■ OBJECTIVE ■
Write out all of the entries exactly, please.

[Collected data entries]
<<<<
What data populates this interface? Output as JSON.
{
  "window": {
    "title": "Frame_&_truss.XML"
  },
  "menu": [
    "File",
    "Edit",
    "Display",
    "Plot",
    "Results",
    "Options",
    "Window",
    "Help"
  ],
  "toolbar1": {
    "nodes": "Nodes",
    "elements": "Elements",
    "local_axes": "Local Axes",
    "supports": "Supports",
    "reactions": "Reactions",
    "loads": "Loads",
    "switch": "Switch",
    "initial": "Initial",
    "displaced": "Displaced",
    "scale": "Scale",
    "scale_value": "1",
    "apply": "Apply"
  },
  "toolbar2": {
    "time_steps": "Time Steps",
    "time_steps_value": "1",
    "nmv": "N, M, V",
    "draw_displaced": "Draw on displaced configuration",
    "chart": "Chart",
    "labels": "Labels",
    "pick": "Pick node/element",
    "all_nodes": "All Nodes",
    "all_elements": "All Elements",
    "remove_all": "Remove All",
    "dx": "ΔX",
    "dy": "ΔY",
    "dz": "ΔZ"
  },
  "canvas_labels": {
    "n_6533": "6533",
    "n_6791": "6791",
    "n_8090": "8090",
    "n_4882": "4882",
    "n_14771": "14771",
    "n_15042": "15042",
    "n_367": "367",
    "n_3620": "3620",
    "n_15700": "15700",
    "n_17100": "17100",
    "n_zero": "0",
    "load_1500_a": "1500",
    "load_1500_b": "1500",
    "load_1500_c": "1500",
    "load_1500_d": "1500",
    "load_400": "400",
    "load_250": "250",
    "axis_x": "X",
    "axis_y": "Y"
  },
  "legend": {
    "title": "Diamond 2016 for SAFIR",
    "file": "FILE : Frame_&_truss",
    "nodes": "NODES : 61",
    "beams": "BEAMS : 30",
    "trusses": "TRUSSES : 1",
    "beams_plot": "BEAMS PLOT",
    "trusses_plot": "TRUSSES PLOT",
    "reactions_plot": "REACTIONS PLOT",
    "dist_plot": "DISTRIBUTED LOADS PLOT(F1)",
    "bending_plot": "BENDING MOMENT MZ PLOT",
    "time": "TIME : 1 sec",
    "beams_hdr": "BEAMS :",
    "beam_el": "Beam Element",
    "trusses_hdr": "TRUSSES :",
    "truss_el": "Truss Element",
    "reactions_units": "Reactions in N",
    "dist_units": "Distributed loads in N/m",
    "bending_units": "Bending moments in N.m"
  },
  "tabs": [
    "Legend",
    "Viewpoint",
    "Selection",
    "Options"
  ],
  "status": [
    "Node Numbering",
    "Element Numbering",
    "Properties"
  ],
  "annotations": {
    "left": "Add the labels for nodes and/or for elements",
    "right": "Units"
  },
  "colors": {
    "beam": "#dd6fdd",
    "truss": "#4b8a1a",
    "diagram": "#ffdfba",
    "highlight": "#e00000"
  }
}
>>>>
■ PROBLEM SOLUTION ■
What data populates this interface? Output as JSON.
{
  "window": {
    "title": "Frame_&_truss.XML"
  },
  "menu": [
    "File",
    "Edit",
    "Display",
    "Plot",
    "Results",
    "Options",
    "Window",
    "Help"
  ],
  "toolbar1": {
    "nodes": "Nodes",
    "elements": "Elements",
    "local_axes": "Local Axes",
    "supports": "Supports",
    "reactions": "Reactions",
    "loads": "Loads",
    "switch": "Switch",
    "initial": "Initial",
    "displaced": "Displaced",
    "scale": "Scale",
    "scale_value": "1",
    "apply": "Apply"
  },
  "toolbar2": {
    "time_steps": "Time Steps",
    "time_steps_value": "1",
    "nmv": "N, M, V",
    "draw_displaced": "Draw on displaced configuration",
    "chart": "Chart",
    "labels": "Labels",
    "pick": "Pick node/element",
    "all_nodes": "All Nodes",
    "all_elements": "All Elements",
    "remove_all": "Remove All",
    "dx": "ΔX",
    "dy": "ΔY",
    "dz": "ΔZ"
  },
  "canvas_labels": {
    "n_6533": "6533",
    "n_6791": "6791",
    "n_8090": "8090",
    "n_4882": "4882",
    "n_14771": "14771",
    "n_15042": "15042",
    "n_367": "367",
    "n_3620": "3620",
    "n_15700": "15700",
    "n_17100": "17100",
    "n_zero": "0",
    "load_1500_a": "1500",
    "load_1500_b": "1500",
    "load_1500_c": "1500",
    "load_1500_d": "1500",
    "load_400": "400",
    "load_250": "250",
    "axis_x": "X",
    "axis_y": "Y"
  },
  "legend": {
    "title": "Diamond 2016 for SAFIR",
    "file": "FILE : Frame_&_truss",
    "nodes": "NODES : 61",
    "beams": "BEAMS : 30",
    "trusses": "TRUSSES : 1",
    "beams_plot": "BEAMS PLOT",
    "trusses_plot": "TRUSSES PLOT",
    "reactions_plot": "REACTIONS PLOT",
    "dist_plot": "DISTRIBUTED LOADS PLOT(F1)",
    "bending_plot": "BENDING MOMENT MZ PLOT",
    "time": "TIME : 1 sec",
    "beams_hdr": "BEAMS :",
    "beam_el": "Beam Element",
    "trusses_hdr": "TRUSSES :",
    "truss_el": "Truss Element",
    "reactions_units": "Reactions in N",
    "dist_units": "Distributed loads in N/m",
    "bending_units": "Bending moments in N.m"
  },
  "tabs": [
    "Legend",
    "Viewpoint",
    "Selection",
    "Options"
  ],
  "status": [
    "Node Numbering",
    "Element Numbering",
    "Properties"
  ],
  "annotations": {
    "left": "Add the labels for nodes and/or for elements",
    "right": "Units"
  },
  "colors": {
    "beam": "#dd6fdd",
    "truss": "#4b8a1a",
    "diagram": "#ffdfba",
    "highlight": "#e00000"
  }
}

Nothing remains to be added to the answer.